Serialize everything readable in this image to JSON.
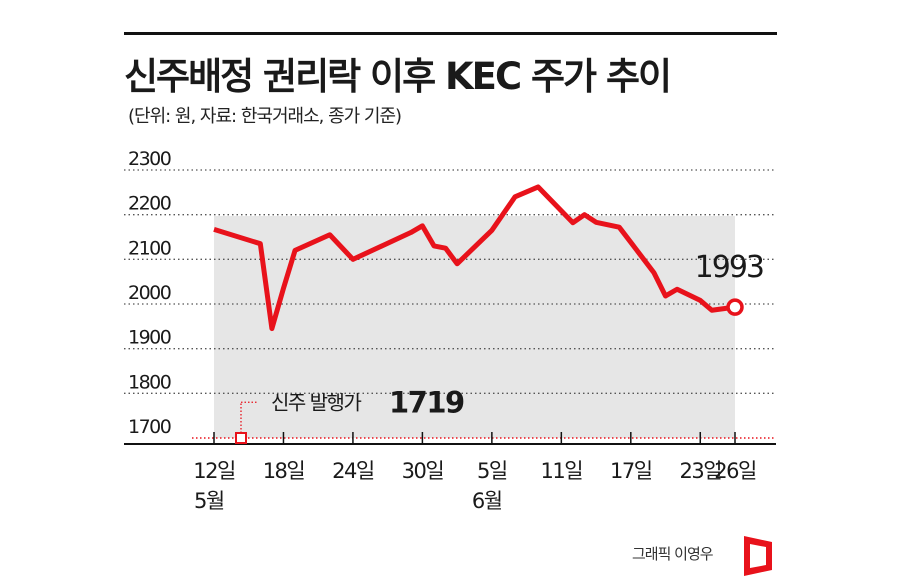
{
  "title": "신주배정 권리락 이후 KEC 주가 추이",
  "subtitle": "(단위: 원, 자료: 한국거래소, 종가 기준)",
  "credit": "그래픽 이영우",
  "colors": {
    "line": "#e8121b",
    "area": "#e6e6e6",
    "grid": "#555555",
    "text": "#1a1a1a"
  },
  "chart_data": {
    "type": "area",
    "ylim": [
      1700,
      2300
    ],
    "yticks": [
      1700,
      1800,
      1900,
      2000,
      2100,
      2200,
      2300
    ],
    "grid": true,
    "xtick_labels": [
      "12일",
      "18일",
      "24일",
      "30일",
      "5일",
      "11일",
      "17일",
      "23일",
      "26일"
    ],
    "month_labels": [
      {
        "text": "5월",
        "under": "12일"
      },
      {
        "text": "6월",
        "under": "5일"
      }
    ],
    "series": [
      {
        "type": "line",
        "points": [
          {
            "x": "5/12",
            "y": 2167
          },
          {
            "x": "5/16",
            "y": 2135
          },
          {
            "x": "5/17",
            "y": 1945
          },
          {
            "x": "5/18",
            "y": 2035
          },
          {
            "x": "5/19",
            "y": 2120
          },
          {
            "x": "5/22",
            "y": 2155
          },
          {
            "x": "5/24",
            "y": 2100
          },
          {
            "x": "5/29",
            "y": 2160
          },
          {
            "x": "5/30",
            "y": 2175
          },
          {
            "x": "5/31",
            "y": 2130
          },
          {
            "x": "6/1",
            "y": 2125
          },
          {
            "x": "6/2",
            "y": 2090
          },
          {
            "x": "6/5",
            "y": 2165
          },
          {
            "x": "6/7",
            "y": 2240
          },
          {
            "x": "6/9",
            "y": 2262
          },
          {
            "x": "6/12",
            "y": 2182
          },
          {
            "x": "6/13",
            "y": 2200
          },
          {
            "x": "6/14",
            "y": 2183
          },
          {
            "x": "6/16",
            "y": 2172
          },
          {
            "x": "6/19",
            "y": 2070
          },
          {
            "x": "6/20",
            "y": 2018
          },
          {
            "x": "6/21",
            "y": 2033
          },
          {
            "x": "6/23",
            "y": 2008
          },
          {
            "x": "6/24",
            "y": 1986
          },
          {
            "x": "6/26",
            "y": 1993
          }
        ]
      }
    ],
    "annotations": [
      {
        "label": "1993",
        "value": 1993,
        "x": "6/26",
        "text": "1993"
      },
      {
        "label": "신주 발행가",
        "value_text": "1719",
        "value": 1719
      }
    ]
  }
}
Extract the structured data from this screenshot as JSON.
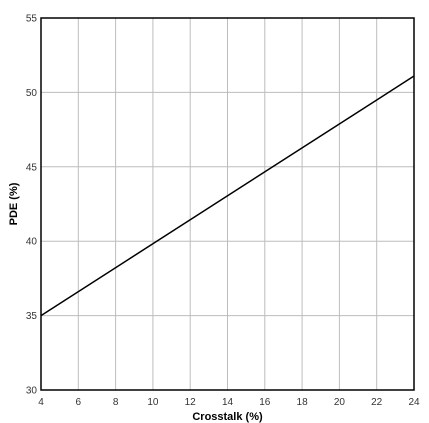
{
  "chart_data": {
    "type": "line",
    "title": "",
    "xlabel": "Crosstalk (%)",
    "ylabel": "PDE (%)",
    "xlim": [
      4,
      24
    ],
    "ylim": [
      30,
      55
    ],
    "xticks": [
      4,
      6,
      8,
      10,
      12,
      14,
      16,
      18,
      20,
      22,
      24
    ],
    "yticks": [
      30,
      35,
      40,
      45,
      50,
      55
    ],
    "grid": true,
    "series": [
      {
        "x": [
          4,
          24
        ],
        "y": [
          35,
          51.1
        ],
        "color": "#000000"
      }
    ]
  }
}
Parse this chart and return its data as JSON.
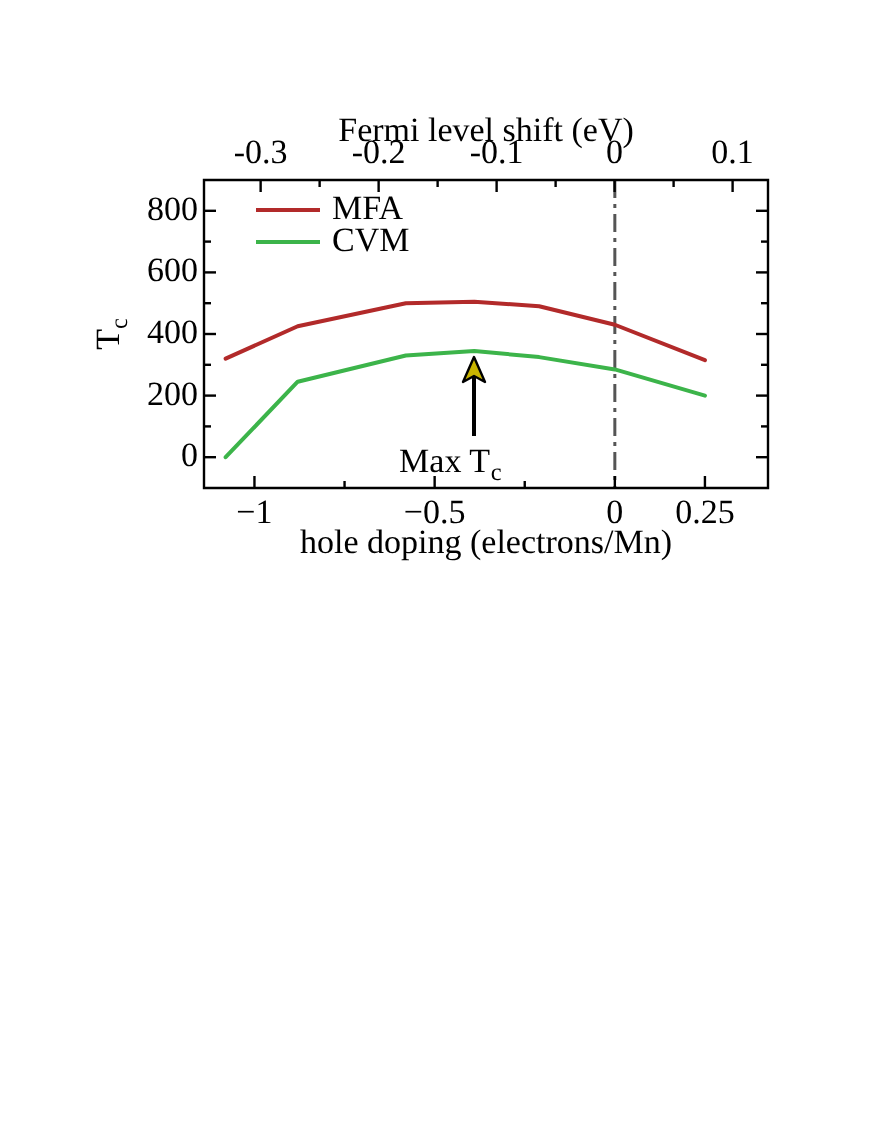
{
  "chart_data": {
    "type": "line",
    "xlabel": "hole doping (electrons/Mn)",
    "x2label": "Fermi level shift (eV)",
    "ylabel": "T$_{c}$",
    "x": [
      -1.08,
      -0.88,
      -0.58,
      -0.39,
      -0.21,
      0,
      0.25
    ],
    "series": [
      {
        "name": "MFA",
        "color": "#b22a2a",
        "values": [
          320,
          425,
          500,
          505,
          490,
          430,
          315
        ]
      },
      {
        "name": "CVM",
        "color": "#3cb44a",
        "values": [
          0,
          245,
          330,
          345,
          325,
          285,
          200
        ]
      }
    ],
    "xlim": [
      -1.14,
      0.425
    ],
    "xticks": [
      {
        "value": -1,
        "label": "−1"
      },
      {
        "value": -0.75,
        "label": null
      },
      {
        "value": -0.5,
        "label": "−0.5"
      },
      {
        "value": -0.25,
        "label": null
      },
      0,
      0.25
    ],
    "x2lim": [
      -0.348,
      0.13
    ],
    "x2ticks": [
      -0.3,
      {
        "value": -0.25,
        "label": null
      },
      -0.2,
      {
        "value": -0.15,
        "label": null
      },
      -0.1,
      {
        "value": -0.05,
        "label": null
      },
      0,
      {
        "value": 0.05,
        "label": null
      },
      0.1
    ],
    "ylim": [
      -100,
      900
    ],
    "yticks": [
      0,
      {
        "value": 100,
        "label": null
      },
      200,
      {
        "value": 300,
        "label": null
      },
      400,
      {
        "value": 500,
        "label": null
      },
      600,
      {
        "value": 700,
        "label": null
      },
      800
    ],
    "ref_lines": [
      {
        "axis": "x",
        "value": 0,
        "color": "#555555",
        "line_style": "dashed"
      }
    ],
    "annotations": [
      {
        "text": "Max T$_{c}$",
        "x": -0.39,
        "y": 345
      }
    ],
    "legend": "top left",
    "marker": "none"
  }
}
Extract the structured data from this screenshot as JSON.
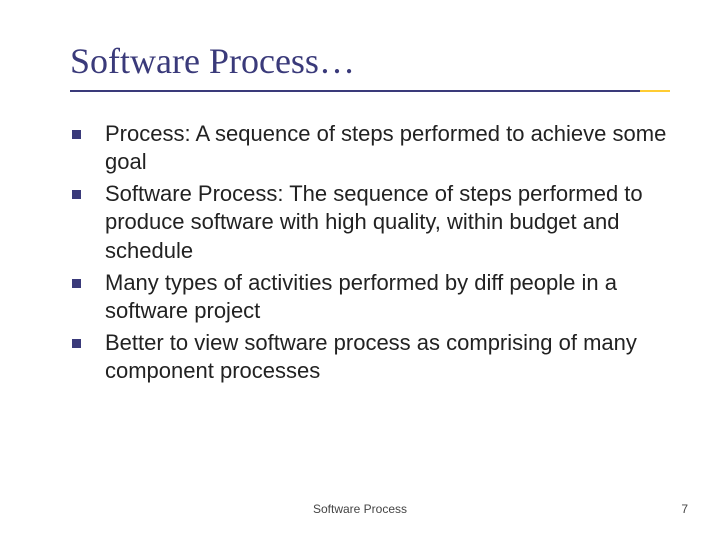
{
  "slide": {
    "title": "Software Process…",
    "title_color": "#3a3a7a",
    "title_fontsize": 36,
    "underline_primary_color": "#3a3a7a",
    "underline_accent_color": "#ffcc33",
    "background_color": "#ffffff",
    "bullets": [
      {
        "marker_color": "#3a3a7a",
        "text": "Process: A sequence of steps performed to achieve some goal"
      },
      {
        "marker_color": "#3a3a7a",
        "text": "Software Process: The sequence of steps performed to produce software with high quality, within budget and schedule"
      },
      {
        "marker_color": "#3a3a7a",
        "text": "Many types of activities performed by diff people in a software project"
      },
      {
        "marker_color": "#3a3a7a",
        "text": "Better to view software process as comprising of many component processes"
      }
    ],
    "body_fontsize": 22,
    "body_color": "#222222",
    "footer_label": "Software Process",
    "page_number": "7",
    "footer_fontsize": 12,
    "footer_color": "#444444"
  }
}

—————

- **What this task involves**: Copy out all the data exactly; skip the pictures.

- **Solution to the problem**:
Serialize everything readable in this image to JSON.
{
  "title": "신주배정 권리락 이후 KEC 주가 추이",
  "subtitle": "(단위: 원, 자료: 한국거래소, 종가 기준)",
  "credit": "그래픽 이영우",
  "colors": {
    "line": "#e8121b",
    "area": "#e6e6e6",
    "grid": "#555555",
    "text": "#1a1a1a"
  },
  "chart_data": {
    "type": "area",
    "ylim": [
      1700,
      2300
    ],
    "yticks": [
      1700,
      1800,
      1900,
      2000,
      2100,
      2200,
      2300
    ],
    "grid": true,
    "xtick_labels": [
      "12일",
      "18일",
      "24일",
      "30일",
      "5일",
      "11일",
      "17일",
      "23일",
      "26일"
    ],
    "month_labels": [
      {
        "text": "5월",
        "under": "12일"
      },
      {
        "text": "6월",
        "under": "5일"
      }
    ],
    "series": [
      {
        "type": "line",
        "points": [
          {
            "x": "5/12",
            "y": 2167
          },
          {
            "x": "5/16",
            "y": 2135
          },
          {
            "x": "5/17",
            "y": 1945
          },
          {
            "x": "5/18",
            "y": 2035
          },
          {
            "x": "5/19",
            "y": 2120
          },
          {
            "x": "5/22",
            "y": 2155
          },
          {
            "x": "5/24",
            "y": 2100
          },
          {
            "x": "5/29",
            "y": 2160
          },
          {
            "x": "5/30",
            "y": 2175
          },
          {
            "x": "5/31",
            "y": 2130
          },
          {
            "x": "6/1",
            "y": 2125
          },
          {
            "x": "6/2",
            "y": 2090
          },
          {
            "x": "6/5",
            "y": 2165
          },
          {
            "x": "6/7",
            "y": 2240
          },
          {
            "x": "6/9",
            "y": 2262
          },
          {
            "x": "6/12",
            "y": 2182
          },
          {
            "x": "6/13",
            "y": 2200
          },
          {
            "x": "6/14",
            "y": 2183
          },
          {
            "x": "6/16",
            "y": 2172
          },
          {
            "x": "6/19",
            "y": 2070
          },
          {
            "x": "6/20",
            "y": 2018
          },
          {
            "x": "6/21",
            "y": 2033
          },
          {
            "x": "6/23",
            "y": 2008
          },
          {
            "x": "6/24",
            "y": 1986
          },
          {
            "x": "6/26",
            "y": 1993
          }
        ]
      }
    ],
    "annotations": [
      {
        "label": "1993",
        "value": 1993,
        "x": "6/26",
        "text": "1993"
      },
      {
        "label": "신주 발행가",
        "value_text": "1719",
        "value": 1719
      }
    ]
  }
}
Extract the structured data from this screenshot as JSON.
{
  "chart_data": {
    "type": "line",
    "title": "",
    "xlabel": "Crosstalk (%)",
    "ylabel": "PDE (%)",
    "xlim": [
      4,
      24
    ],
    "ylim": [
      30,
      55
    ],
    "xticks": [
      4,
      6,
      8,
      10,
      12,
      14,
      16,
      18,
      20,
      22,
      24
    ],
    "yticks": [
      30,
      35,
      40,
      45,
      50,
      55
    ],
    "grid": true,
    "series": [
      {
        "x": [
          4,
          24
        ],
        "y": [
          35,
          51.1
        ],
        "color": "#000000"
      }
    ]
  }
}
Parse this chart and return its data as JSON.
{
  "chart_data": {
    "type": "line",
    "xlabel": "hole doping (electrons/Mn)",
    "x2label": "Fermi level shift (eV)",
    "ylabel": "T$_{c}$",
    "x": [
      -1.08,
      -0.88,
      -0.58,
      -0.39,
      -0.21,
      0,
      0.25
    ],
    "series": [
      {
        "name": "MFA",
        "color": "#b22a2a",
        "values": [
          320,
          425,
          500,
          505,
          490,
          430,
          315
        ]
      },
      {
        "name": "CVM",
        "color": "#3cb44a",
        "values": [
          0,
          245,
          330,
          345,
          325,
          285,
          200
        ]
      }
    ],
    "xlim": [
      -1.14,
      0.425
    ],
    "xticks": [
      {
        "value": -1,
        "label": "−1"
      },
      {
        "value": -0.75,
        "label": null
      },
      {
        "value": -0.5,
        "label": "−0.5"
      },
      {
        "value": -0.25,
        "label": null
      },
      0,
      0.25
    ],
    "x2lim": [
      -0.348,
      0.13
    ],
    "x2ticks": [
      -0.3,
      {
        "value": -0.25,
        "label": null
      },
      -0.2,
      {
        "value": -0.15,
        "label": null
      },
      -0.1,
      {
        "value": -0.05,
        "label": null
      },
      0,
      {
        "value": 0.05,
        "label": null
      },
      0.1
    ],
    "ylim": [
      -100,
      900
    ],
    "yticks": [
      0,
      {
        "value": 100,
        "label": null
      },
      200,
      {
        "value": 300,
        "label": null
      },
      400,
      {
        "value": 500,
        "label": null
      },
      600,
      {
        "value": 700,
        "label": null
      },
      800
    ],
    "ref_lines": [
      {
        "axis": "x",
        "value": 0,
        "color": "#555555",
        "line_style": "dashed"
      }
    ],
    "annotations": [
      {
        "text": "Max T$_{c}$",
        "x": -0.39,
        "y": 345
      }
    ],
    "legend": "top left",
    "marker": "none"
  }
}
Extract the structured data from this screenshot as JSON.
{
  "slide": {
    "title": "Software Process…",
    "title_color": "#3a3a7a",
    "title_fontsize": 36,
    "underline_primary_color": "#3a3a7a",
    "underline_accent_color": "#ffcc33",
    "background_color": "#ffffff",
    "bullets": [
      {
        "marker_color": "#3a3a7a",
        "text": "Process: A sequence of steps performed to achieve some goal"
      },
      {
        "marker_color": "#3a3a7a",
        "text": "Software Process: The sequence of steps performed to produce software with high quality, within budget and schedule"
      },
      {
        "marker_color": "#3a3a7a",
        "text": "Many types of activities performed by diff people in a software project"
      },
      {
        "marker_color": "#3a3a7a",
        "text": "Better to view software process as comprising of many component processes"
      }
    ],
    "body_fontsize": 22,
    "body_color": "#222222",
    "footer_label": "Software Process",
    "page_number": "7",
    "footer_fontsize": 12,
    "footer_color": "#444444"
  }
}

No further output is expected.